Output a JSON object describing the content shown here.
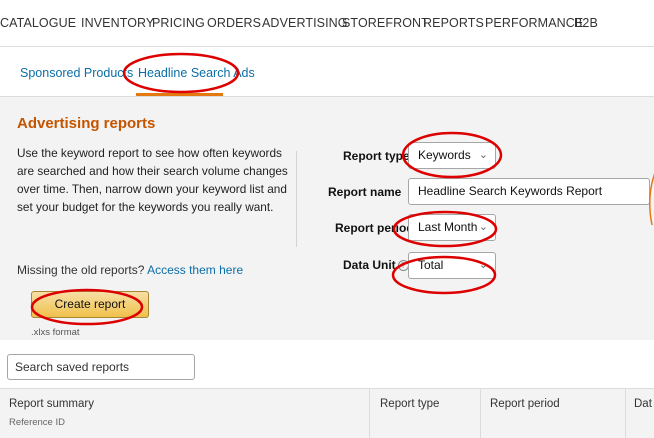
{
  "topnav": {
    "items": [
      "CATALOGUE",
      "INVENTORY",
      "PRICING",
      "ORDERS",
      "ADVERTISING",
      "STOREFRONT",
      "REPORTS",
      "PERFORMANCE",
      "B2B"
    ]
  },
  "tabs": {
    "items": [
      "Sponsored Products",
      "Headline Search Ads"
    ],
    "active": "Headline Search Ads"
  },
  "panel": {
    "title": "Advertising reports",
    "description_lines": [
      "Use the keyword report to see how often keywords",
      "are searched and how their search volume changes",
      "over time. Then, narrow down your keyword list and",
      "set your budget for the keywords you really want."
    ],
    "missing_text": "Missing the old reports? ",
    "missing_link": "Access them here",
    "create_button": "Create report",
    "format_note": ".xlxs format"
  },
  "form": {
    "report_type_label": "Report type",
    "report_type_value": "Keywords",
    "report_name_label": "Report name",
    "report_name_value": "Headline Search Keywords Report",
    "report_period_label": "Report period",
    "report_period_value": "Last Month",
    "data_unit_label": "Data Unit",
    "data_unit_value": "Total"
  },
  "search": {
    "placeholder": "Search saved reports"
  },
  "table": {
    "columns": [
      "Report summary",
      "Report type",
      "Report period",
      "Dat"
    ],
    "subheader": "Reference ID"
  },
  "colors": {
    "annotation": "#dd0000",
    "title_orange": "#c45500",
    "link_blue": "#0b6ea8",
    "tab_underline": "#e47911"
  }
}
- - -
INSTRUCTIONS FOR THE TASK —
Without the pictures, reproduce every line of the records above exactly.

FULL OUTPUT —
Output a JSON object describing the content shown here.
{
  "topnav": {
    "items": [
      "CATALOGUE",
      "INVENTORY",
      "PRICING",
      "ORDERS",
      "ADVERTISING",
      "STOREFRONT",
      "REPORTS",
      "PERFORMANCE",
      "B2B"
    ]
  },
  "tabs": {
    "items": [
      "Sponsored Products",
      "Headline Search Ads"
    ],
    "active": "Headline Search Ads"
  },
  "panel": {
    "title": "Advertising reports",
    "description_lines": [
      "Use the keyword report to see how often keywords",
      "are searched and how their search volume changes",
      "over time. Then, narrow down your keyword list and",
      "set your budget for the keywords you really want."
    ],
    "missing_text": "Missing the old reports? ",
    "missing_link": "Access them here",
    "create_button": "Create report",
    "format_note": ".xlxs format"
  },
  "form": {
    "report_type_label": "Report type",
    "report_type_value": "Keywords",
    "report_name_label": "Report name",
    "report_name_value": "Headline Search Keywords Report",
    "report_period_label": "Report period",
    "report_period_value": "Last Month",
    "data_unit_label": "Data Unit",
    "data_unit_value": "Total"
  },
  "search": {
    "placeholder": "Search saved reports"
  },
  "table": {
    "columns": [
      "Report summary",
      "Report type",
      "Report period",
      "Dat"
    ],
    "subheader": "Reference ID"
  },
  "colors": {
    "annotation": "#dd0000",
    "title_orange": "#c45500",
    "link_blue": "#0b6ea8",
    "tab_underline": "#e47911"
  }
}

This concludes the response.